# Raw records start

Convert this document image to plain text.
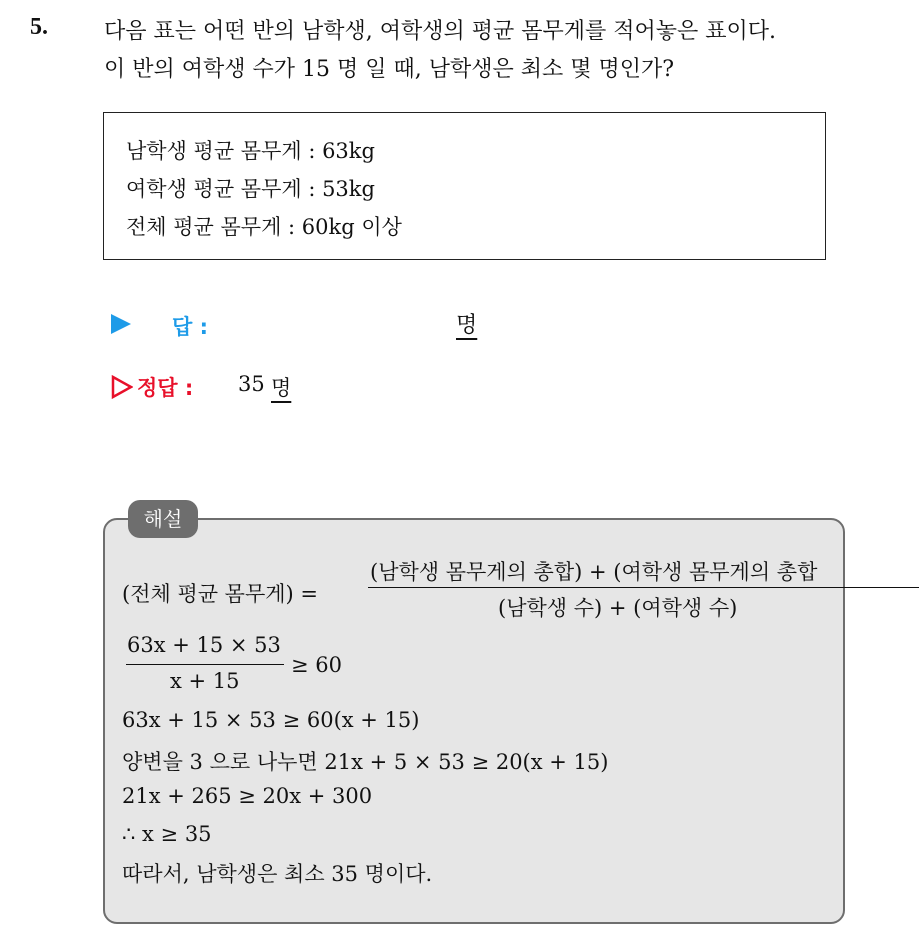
5.	다음 표는 어떤 반의 남학생, 여학생의 평균 몸무게를 적어놓은 표이다.
이 반의 여학생 수가 15 명 일 때, 남학생은 최소 몇 명인가?
남학생 평균 몸무게 : 63kg
여학생 평균 몸무게 : 53kg
전체 평균 몸무게 : 60kg 이상
답 :	명
정답 : 35 명
해설
(전체 평균 몸무게) =
(남학생 몸무게의 총합) + (여학생 몸무게의 총합
(남학생 수) + (여학생 수)
63x + 15 × 53
x + 15
≥ 60
63x + 15 × 53 ≥ 60(x + 15)
양변을 3 으로 나누면 21x + 5 × 53 ≥ 20(x + 15)
21x + 265 ≥ 20x + 300
∴ x ≥ 35
따라서, 남학생은 최소 35 명이다.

# Raw records end

▶ What is required: Quote all the lines above exactly as given. Do not include the pictures.

▶ Task output:
Convert this document image to plain text.
5.	다음 표는 어떤 반의 남학생, 여학생의 평균 몸무게를 적어놓은 표이다.
이 반의 여학생 수가 15 명 일 때, 남학생은 최소 몇 명인가?
남학생 평균 몸무게 : 63kg
여학생 평균 몸무게 : 53kg
전체 평균 몸무게 : 60kg 이상
답 :	명
정답 : 35 명
해설
(전체 평균 몸무게) =
(남학생 몸무게의 총합) + (여학생 몸무게의 총합
(남학생 수) + (여학생 수)
63x + 15 × 53
x + 15
≥ 60
63x + 15 × 53 ≥ 60(x + 15)
양변을 3 으로 나누면 21x + 5 × 53 ≥ 20(x + 15)
21x + 265 ≥ 20x + 300
∴ x ≥ 35
따라서, 남학생은 최소 35 명이다.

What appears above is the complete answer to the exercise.